_PROMPT_
Search the data for the word "EBIT". Reproduce every line where it is found.

_DATA FOR PROCESSING_
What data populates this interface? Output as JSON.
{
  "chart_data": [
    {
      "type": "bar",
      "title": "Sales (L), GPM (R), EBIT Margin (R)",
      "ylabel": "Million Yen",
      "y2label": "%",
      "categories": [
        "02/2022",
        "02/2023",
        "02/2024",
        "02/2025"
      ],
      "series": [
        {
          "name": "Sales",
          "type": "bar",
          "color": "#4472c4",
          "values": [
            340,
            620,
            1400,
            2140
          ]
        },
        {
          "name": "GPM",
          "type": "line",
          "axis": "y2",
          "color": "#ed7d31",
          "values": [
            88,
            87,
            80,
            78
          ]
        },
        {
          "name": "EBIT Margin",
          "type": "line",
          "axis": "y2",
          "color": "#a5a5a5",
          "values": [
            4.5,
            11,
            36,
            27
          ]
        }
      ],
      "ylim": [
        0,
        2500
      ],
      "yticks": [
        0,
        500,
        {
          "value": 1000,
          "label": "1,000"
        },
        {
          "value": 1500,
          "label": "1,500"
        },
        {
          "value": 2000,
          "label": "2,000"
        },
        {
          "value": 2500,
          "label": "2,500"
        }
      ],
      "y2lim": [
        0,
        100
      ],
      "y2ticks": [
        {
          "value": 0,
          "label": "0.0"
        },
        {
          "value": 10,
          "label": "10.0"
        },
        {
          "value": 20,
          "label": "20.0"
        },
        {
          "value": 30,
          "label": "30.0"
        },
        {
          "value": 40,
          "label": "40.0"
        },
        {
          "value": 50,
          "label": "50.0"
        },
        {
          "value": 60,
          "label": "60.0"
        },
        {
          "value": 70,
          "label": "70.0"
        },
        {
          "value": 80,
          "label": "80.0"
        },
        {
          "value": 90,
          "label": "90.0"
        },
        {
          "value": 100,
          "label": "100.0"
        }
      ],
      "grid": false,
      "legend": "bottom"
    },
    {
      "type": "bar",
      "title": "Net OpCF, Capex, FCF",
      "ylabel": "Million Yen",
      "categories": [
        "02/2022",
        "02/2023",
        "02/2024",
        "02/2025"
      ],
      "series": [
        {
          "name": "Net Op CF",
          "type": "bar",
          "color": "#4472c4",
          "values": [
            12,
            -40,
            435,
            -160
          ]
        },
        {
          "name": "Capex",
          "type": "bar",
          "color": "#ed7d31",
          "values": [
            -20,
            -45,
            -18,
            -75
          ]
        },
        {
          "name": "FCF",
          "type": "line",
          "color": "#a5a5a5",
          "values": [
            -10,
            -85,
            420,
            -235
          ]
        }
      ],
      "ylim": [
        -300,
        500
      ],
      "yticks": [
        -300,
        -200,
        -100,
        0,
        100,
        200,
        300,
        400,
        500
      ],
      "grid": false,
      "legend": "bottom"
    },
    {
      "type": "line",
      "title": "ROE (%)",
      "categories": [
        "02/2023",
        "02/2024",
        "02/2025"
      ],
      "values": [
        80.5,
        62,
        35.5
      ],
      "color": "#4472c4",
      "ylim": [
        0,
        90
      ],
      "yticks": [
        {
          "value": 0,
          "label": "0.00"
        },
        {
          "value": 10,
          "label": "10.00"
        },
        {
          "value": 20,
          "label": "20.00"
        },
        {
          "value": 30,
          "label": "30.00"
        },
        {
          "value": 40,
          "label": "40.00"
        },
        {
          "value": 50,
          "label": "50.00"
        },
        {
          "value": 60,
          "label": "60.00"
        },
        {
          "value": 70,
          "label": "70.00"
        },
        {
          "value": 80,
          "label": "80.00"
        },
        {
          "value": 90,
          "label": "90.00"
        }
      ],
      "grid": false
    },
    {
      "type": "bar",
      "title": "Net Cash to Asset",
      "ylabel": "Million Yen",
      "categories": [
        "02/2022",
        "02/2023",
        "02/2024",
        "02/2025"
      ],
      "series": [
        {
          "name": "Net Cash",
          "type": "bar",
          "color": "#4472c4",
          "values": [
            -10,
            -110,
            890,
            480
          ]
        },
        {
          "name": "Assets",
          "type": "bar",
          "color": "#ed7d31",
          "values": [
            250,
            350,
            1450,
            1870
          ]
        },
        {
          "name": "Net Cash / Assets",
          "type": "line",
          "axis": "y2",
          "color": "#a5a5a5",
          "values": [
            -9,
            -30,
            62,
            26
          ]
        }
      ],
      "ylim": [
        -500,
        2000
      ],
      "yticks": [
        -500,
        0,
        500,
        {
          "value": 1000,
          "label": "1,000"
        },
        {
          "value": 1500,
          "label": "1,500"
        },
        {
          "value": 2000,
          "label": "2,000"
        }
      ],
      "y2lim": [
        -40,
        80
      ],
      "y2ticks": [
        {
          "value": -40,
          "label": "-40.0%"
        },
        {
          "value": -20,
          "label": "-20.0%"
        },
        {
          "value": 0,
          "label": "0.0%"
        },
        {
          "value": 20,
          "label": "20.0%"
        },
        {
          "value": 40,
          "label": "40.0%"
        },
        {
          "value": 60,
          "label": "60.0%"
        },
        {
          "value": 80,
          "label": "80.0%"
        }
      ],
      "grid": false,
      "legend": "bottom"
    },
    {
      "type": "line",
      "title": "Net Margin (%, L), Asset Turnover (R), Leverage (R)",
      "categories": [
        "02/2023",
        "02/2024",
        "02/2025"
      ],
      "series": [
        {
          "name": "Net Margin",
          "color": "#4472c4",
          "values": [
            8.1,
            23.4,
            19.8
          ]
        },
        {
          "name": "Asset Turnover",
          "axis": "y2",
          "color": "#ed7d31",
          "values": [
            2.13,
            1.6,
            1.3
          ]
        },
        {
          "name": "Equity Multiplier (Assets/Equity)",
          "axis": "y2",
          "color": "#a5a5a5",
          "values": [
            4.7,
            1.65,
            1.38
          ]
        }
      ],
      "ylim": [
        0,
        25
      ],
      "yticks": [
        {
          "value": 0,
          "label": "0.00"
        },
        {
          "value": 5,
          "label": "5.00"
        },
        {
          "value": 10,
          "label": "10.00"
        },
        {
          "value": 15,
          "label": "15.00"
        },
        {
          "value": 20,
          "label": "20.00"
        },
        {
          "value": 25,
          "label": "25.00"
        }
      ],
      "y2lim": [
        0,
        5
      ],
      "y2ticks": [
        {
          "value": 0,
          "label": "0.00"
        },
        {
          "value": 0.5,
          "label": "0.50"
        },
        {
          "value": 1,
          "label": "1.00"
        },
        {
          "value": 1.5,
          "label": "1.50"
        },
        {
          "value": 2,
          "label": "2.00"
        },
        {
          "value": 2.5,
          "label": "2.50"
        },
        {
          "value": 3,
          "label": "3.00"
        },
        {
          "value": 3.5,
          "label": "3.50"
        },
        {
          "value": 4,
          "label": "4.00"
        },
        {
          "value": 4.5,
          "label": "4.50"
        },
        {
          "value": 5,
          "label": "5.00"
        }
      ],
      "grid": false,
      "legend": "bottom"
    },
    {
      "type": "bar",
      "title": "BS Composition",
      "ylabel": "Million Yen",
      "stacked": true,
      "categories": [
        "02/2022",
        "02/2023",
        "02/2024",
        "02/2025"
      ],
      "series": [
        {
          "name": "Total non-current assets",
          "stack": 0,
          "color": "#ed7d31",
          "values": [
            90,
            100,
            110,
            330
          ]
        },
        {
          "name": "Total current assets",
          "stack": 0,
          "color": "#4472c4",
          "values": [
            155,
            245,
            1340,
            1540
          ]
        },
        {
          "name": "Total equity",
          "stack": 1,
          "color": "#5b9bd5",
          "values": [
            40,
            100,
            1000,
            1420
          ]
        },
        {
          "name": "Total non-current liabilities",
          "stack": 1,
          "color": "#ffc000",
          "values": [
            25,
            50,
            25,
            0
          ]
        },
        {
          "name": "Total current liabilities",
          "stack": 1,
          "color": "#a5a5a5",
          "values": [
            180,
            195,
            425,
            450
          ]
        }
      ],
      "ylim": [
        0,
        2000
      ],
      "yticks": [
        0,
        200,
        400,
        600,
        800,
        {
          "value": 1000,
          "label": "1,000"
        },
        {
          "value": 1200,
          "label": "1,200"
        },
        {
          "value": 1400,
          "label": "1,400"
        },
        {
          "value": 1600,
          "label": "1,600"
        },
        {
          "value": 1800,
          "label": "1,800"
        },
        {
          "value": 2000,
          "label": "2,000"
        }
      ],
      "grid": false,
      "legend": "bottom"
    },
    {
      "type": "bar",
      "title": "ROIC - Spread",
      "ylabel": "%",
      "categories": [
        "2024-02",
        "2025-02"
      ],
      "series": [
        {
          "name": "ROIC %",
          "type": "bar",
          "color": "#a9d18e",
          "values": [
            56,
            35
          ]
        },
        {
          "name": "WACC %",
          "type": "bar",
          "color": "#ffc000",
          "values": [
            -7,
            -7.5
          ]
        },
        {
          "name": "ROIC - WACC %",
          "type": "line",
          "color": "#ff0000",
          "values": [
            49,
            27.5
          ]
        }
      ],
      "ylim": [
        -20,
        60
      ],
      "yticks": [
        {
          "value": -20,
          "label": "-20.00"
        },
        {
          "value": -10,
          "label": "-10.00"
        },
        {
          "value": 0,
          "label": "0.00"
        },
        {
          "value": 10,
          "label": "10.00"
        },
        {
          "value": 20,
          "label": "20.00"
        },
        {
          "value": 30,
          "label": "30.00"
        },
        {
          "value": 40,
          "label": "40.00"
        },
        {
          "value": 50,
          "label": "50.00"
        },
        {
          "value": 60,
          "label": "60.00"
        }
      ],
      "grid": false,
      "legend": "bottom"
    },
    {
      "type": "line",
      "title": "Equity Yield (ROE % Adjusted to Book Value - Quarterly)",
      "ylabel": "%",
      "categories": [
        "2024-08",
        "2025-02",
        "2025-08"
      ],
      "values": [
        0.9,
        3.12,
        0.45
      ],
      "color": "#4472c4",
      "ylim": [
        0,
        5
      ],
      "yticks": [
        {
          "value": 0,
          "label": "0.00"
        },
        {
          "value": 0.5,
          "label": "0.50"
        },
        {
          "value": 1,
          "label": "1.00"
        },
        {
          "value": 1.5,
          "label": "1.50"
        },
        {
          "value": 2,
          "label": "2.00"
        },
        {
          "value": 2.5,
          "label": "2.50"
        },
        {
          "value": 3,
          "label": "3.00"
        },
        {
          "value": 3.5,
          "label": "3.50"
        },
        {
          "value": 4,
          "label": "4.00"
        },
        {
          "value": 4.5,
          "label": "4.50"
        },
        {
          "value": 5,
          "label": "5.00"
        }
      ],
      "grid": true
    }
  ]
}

_EXERCISE OUTPUT_
      "title": "Sales (L), GPM (R), EBIT Margin (R)",
          "name": "EBIT Margin",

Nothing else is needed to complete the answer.